▶ [What you have to do]:
Tally the lines of the listing that contain the word "example", then give the total and nothing else.

[Records from a dataset]

——————————

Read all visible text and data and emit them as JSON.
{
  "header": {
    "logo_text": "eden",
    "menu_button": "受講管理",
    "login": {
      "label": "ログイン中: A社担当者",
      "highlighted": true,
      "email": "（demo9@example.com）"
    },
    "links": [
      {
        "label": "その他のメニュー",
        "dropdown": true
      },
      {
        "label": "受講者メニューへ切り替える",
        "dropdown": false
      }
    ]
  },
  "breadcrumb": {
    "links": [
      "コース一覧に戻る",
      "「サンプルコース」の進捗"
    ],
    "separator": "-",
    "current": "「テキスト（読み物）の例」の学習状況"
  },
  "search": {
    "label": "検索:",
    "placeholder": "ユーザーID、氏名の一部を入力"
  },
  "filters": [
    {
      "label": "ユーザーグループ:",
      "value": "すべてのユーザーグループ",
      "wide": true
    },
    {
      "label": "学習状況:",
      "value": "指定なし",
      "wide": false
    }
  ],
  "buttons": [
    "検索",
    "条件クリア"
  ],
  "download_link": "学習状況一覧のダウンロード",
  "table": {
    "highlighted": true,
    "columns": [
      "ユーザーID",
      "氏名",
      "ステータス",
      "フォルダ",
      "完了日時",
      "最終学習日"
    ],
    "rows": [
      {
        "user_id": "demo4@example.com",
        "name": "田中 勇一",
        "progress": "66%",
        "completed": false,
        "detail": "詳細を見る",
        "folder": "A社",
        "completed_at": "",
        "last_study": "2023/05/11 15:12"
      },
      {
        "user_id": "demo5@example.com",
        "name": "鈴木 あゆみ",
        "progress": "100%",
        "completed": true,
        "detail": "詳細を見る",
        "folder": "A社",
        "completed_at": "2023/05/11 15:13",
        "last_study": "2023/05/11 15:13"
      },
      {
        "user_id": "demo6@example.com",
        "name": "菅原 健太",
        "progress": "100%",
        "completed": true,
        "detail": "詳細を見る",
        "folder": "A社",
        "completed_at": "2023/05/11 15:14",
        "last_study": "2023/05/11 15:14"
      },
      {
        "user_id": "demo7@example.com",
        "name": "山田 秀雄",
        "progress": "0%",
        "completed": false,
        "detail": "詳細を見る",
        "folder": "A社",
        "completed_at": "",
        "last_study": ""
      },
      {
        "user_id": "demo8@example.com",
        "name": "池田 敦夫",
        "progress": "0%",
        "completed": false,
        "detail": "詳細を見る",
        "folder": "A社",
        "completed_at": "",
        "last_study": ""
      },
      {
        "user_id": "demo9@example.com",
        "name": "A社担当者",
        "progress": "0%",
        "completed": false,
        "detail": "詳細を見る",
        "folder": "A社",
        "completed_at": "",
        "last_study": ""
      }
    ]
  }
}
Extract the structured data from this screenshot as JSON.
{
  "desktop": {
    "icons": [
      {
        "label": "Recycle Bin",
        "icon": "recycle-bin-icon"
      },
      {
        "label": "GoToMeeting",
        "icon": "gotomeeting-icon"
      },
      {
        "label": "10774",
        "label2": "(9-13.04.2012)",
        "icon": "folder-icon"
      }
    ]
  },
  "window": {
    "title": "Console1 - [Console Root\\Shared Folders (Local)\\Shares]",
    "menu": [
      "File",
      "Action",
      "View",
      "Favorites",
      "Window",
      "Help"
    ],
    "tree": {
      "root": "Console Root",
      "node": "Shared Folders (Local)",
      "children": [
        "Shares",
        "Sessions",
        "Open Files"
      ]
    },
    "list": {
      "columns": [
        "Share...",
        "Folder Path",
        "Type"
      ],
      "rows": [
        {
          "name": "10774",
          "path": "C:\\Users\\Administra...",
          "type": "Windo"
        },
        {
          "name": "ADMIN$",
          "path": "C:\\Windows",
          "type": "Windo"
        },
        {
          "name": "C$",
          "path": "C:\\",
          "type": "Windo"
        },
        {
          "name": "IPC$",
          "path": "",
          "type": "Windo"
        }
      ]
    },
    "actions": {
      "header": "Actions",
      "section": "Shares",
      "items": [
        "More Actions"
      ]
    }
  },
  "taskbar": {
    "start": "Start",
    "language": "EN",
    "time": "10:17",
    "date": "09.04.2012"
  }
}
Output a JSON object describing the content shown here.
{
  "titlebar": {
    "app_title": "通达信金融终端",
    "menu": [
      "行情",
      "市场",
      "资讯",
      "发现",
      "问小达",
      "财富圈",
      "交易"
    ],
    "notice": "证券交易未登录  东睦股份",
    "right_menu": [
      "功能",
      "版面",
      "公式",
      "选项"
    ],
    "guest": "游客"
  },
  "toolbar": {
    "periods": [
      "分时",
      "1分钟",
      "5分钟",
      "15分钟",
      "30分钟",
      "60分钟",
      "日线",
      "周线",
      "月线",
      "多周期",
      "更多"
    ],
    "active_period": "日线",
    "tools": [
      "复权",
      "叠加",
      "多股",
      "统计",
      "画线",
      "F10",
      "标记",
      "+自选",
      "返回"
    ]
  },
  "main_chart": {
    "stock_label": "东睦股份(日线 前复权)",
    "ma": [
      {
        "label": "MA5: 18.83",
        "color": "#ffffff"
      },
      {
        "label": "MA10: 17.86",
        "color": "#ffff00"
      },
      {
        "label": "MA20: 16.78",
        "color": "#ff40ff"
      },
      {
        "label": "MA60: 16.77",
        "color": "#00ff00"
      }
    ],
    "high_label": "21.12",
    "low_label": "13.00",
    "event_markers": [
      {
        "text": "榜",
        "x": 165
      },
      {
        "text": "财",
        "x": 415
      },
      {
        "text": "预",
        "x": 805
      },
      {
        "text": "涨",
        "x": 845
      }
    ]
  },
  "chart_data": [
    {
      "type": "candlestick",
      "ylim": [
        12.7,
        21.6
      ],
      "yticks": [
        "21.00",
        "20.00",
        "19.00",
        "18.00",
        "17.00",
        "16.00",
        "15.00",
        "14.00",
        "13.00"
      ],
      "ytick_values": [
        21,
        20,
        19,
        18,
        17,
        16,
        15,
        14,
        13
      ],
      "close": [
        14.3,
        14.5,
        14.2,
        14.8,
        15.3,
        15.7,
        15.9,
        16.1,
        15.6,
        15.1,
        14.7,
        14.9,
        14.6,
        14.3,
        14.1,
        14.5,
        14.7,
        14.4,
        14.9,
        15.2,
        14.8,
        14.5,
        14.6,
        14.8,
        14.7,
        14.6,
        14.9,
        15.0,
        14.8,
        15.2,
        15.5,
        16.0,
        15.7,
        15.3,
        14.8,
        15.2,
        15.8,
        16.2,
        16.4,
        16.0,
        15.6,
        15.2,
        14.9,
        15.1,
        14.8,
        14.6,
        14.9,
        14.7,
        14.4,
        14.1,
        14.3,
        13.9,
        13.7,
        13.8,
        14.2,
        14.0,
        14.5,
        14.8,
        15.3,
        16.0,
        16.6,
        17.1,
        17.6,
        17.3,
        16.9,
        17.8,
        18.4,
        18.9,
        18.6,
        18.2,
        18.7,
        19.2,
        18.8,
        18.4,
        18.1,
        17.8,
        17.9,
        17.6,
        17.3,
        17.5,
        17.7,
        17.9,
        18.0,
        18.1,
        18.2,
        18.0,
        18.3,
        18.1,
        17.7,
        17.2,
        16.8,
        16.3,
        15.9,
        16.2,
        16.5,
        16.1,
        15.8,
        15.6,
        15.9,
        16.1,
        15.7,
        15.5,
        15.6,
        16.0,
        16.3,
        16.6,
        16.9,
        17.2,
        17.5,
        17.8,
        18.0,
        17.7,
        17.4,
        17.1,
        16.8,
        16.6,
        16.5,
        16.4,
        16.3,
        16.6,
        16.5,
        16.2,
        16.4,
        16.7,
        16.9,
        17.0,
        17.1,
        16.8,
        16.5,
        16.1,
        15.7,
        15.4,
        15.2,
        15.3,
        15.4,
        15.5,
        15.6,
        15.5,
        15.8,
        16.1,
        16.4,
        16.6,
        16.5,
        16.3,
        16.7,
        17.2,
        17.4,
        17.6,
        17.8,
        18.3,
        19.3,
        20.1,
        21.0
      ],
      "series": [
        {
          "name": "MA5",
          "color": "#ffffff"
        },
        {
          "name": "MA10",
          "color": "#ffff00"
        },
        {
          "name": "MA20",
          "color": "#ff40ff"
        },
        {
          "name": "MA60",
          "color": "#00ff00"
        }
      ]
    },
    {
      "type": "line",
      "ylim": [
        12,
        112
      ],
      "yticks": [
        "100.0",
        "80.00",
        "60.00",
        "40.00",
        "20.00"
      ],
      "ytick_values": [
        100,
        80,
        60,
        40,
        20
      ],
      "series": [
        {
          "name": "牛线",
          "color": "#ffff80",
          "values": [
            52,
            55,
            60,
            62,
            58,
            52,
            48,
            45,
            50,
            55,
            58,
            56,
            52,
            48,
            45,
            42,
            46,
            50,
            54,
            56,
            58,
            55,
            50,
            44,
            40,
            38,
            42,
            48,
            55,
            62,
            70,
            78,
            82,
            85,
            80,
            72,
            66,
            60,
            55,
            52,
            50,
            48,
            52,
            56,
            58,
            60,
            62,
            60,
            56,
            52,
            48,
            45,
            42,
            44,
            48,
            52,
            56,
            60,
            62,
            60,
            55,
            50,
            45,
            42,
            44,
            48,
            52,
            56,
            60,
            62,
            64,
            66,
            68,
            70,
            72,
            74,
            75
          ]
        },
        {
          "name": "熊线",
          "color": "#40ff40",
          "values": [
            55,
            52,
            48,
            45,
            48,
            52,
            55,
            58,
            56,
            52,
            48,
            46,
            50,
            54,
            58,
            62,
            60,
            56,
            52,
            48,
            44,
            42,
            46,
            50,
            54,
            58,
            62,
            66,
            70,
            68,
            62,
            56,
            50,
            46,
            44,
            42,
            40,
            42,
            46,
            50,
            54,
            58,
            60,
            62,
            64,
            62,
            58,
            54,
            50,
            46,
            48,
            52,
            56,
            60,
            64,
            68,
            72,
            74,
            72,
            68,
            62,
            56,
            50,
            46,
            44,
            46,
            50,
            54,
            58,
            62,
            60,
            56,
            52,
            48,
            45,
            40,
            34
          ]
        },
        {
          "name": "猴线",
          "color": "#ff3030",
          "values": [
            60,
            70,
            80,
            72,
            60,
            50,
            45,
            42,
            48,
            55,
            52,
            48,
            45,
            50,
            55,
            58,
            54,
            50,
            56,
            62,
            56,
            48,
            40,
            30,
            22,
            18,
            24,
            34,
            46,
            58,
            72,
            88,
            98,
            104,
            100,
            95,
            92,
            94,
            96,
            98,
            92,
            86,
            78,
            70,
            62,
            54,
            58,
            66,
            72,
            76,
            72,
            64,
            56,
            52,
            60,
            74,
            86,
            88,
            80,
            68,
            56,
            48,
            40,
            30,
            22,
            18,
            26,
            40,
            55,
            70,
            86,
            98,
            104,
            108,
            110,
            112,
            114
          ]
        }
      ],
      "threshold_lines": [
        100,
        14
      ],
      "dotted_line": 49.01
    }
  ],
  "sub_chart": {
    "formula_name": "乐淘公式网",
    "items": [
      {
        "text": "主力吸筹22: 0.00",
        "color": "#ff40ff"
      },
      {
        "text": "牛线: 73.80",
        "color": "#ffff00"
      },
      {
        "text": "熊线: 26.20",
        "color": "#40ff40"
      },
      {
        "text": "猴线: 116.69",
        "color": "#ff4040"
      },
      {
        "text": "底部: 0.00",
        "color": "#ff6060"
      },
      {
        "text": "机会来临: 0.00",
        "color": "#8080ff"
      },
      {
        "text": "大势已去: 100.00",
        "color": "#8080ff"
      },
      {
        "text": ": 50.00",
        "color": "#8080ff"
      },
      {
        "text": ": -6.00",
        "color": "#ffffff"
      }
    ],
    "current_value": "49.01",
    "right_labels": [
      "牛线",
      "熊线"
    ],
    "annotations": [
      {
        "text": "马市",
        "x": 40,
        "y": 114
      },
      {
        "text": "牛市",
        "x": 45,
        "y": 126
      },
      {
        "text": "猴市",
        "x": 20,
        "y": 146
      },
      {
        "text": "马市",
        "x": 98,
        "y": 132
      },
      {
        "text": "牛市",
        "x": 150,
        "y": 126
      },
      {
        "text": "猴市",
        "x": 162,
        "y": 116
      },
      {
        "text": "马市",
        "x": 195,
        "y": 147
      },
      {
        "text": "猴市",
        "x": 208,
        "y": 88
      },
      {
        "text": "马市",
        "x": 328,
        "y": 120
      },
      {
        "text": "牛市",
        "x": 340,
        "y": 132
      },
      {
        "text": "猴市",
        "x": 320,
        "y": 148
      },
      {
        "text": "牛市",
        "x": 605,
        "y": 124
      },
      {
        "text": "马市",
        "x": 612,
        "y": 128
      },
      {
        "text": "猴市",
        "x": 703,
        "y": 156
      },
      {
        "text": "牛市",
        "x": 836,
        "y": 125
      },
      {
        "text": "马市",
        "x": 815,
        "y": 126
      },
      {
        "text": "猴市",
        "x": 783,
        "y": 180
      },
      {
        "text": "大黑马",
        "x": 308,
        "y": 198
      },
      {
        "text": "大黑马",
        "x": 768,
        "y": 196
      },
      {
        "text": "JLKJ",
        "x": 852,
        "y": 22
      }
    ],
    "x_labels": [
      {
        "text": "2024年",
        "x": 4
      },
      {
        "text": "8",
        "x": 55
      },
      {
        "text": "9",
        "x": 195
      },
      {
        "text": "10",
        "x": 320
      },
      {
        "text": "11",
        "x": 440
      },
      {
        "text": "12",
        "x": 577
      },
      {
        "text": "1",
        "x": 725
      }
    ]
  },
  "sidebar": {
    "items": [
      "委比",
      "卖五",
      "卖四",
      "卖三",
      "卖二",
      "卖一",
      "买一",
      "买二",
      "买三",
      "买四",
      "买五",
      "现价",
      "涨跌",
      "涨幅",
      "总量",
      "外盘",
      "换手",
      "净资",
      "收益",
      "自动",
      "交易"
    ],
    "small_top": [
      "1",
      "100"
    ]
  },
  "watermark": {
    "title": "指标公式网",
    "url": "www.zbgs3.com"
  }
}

——————————

▶ [Worked answer]:
7